___ Material for this task ___
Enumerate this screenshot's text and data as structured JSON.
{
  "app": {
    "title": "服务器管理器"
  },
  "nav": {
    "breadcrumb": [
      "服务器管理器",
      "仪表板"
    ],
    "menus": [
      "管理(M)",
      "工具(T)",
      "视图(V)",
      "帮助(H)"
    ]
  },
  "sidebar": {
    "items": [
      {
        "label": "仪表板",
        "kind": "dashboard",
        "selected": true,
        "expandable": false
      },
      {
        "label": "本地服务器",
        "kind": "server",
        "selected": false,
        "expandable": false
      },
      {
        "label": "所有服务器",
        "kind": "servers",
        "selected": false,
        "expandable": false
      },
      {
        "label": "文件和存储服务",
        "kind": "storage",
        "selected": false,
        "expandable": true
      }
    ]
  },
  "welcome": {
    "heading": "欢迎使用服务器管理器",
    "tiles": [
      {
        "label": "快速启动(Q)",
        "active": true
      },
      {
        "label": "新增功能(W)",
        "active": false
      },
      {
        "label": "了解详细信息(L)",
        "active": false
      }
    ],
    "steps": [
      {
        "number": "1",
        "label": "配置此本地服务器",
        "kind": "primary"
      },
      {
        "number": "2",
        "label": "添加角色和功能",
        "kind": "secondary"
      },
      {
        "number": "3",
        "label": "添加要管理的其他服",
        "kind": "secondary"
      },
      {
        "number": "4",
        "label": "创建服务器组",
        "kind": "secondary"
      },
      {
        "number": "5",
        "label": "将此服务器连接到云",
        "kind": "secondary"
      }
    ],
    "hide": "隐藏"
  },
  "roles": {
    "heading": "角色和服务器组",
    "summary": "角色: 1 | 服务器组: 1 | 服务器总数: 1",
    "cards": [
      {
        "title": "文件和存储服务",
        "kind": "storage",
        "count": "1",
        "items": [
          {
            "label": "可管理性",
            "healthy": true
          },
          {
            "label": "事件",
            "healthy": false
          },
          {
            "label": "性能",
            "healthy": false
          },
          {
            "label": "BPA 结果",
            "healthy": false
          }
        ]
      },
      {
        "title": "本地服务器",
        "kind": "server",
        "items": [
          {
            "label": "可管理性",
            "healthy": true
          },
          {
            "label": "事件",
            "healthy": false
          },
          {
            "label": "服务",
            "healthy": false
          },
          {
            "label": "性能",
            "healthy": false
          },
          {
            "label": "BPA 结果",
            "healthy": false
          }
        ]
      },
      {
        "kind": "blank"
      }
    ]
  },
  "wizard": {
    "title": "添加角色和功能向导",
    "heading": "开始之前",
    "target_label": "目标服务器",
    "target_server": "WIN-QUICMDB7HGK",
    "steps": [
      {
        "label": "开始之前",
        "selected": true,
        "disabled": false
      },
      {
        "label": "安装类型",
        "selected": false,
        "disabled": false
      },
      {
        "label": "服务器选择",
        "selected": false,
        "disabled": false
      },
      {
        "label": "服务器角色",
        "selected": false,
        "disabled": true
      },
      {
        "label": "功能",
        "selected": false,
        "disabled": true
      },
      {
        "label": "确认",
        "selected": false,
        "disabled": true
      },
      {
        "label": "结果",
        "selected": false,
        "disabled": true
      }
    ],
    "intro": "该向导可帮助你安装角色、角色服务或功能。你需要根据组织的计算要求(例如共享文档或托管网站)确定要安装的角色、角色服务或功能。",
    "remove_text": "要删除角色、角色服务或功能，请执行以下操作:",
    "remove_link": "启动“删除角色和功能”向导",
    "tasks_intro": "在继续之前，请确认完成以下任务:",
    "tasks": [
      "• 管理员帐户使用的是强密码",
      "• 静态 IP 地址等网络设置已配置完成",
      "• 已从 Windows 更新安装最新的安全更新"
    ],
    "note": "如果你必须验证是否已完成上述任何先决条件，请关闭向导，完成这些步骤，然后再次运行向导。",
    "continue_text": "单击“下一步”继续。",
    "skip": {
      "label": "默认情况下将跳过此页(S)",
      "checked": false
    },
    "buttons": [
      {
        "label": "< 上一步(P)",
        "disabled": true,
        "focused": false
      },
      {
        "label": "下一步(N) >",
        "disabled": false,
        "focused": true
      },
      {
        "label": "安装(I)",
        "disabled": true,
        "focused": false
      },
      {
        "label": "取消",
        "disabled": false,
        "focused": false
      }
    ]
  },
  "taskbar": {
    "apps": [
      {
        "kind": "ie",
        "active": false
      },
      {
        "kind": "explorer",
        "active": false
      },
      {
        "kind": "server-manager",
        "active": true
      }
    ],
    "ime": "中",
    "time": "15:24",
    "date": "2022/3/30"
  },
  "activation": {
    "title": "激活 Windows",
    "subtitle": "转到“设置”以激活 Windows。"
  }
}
___
Every entry should be printed again exactly as it stands.

## Task solution
Enumerate this screenshot's text and data as structured JSON.
{
  "app": {
    "title": "服务器管理器"
  },
  "nav": {
    "breadcrumb": [
      "服务器管理器",
      "仪表板"
    ],
    "menus": [
      "管理(M)",
      "工具(T)",
      "视图(V)",
      "帮助(H)"
    ]
  },
  "sidebar": {
    "items": [
      {
        "label": "仪表板",
        "kind": "dashboard",
        "selected": true,
        "expandable": false
      },
      {
        "label": "本地服务器",
        "kind": "server",
        "selected": false,
        "expandable": false
      },
      {
        "label": "所有服务器",
        "kind": "servers",
        "selected": false,
        "expandable": false
      },
      {
        "label": "文件和存储服务",
        "kind": "storage",
        "selected": false,
        "expandable": true
      }
    ]
  },
  "welcome": {
    "heading": "欢迎使用服务器管理器",
    "tiles": [
      {
        "label": "快速启动(Q)",
        "active": true
      },
      {
        "label": "新增功能(W)",
        "active": false
      },
      {
        "label": "了解详细信息(L)",
        "active": false
      }
    ],
    "steps": [
      {
        "number": "1",
        "label": "配置此本地服务器",
        "kind": "primary"
      },
      {
        "number": "2",
        "label": "添加角色和功能",
        "kind": "secondary"
      },
      {
        "number": "3",
        "label": "添加要管理的其他服",
        "kind": "secondary"
      },
      {
        "number": "4",
        "label": "创建服务器组",
        "kind": "secondary"
      },
      {
        "number": "5",
        "label": "将此服务器连接到云",
        "kind": "secondary"
      }
    ],
    "hide": "隐藏"
  },
  "roles": {
    "heading": "角色和服务器组",
    "summary": "角色: 1 | 服务器组: 1 | 服务器总数: 1",
    "cards": [
      {
        "title": "文件和存储服务",
        "kind": "storage",
        "count": "1",
        "items": [
          {
            "label": "可管理性",
            "healthy": true
          },
          {
            "label": "事件",
            "healthy": false
          },
          {
            "label": "性能",
            "healthy": false
          },
          {
            "label": "BPA 结果",
            "healthy": false
          }
        ]
      },
      {
        "title": "本地服务器",
        "kind": "server",
        "items": [
          {
            "label": "可管理性",
            "healthy": true
          },
          {
            "label": "事件",
            "healthy": false
          },
          {
            "label": "服务",
            "healthy": false
          },
          {
            "label": "性能",
            "healthy": false
          },
          {
            "label": "BPA 结果",
            "healthy": false
          }
        ]
      },
      {
        "kind": "blank"
      }
    ]
  },
  "wizard": {
    "title": "添加角色和功能向导",
    "heading": "开始之前",
    "target_label": "目标服务器",
    "target_server": "WIN-QUICMDB7HGK",
    "steps": [
      {
        "label": "开始之前",
        "selected": true,
        "disabled": false
      },
      {
        "label": "安装类型",
        "selected": false,
        "disabled": false
      },
      {
        "label": "服务器选择",
        "selected": false,
        "disabled": false
      },
      {
        "label": "服务器角色",
        "selected": false,
        "disabled": true
      },
      {
        "label": "功能",
        "selected": false,
        "disabled": true
      },
      {
        "label": "确认",
        "selected": false,
        "disabled": true
      },
      {
        "label": "结果",
        "selected": false,
        "disabled": true
      }
    ],
    "intro": "该向导可帮助你安装角色、角色服务或功能。你需要根据组织的计算要求(例如共享文档或托管网站)确定要安装的角色、角色服务或功能。",
    "remove_text": "要删除角色、角色服务或功能，请执行以下操作:",
    "remove_link": "启动“删除角色和功能”向导",
    "tasks_intro": "在继续之前，请确认完成以下任务:",
    "tasks": [
      "• 管理员帐户使用的是强密码",
      "• 静态 IP 地址等网络设置已配置完成",
      "• 已从 Windows 更新安装最新的安全更新"
    ],
    "note": "如果你必须验证是否已完成上述任何先决条件，请关闭向导，完成这些步骤，然后再次运行向导。",
    "continue_text": "单击“下一步”继续。",
    "skip": {
      "label": "默认情况下将跳过此页(S)",
      "checked": false
    },
    "buttons": [
      {
        "label": "< 上一步(P)",
        "disabled": true,
        "focused": false
      },
      {
        "label": "下一步(N) >",
        "disabled": false,
        "focused": true
      },
      {
        "label": "安装(I)",
        "disabled": true,
        "focused": false
      },
      {
        "label": "取消",
        "disabled": false,
        "focused": false
      }
    ]
  },
  "taskbar": {
    "apps": [
      {
        "kind": "ie",
        "active": false
      },
      {
        "kind": "explorer",
        "active": false
      },
      {
        "kind": "server-manager",
        "active": true
      }
    ],
    "ime": "中",
    "time": "15:24",
    "date": "2022/3/30"
  },
  "activation": {
    "title": "激活 Windows",
    "subtitle": "转到“设置”以激活 Windows。"
  }
}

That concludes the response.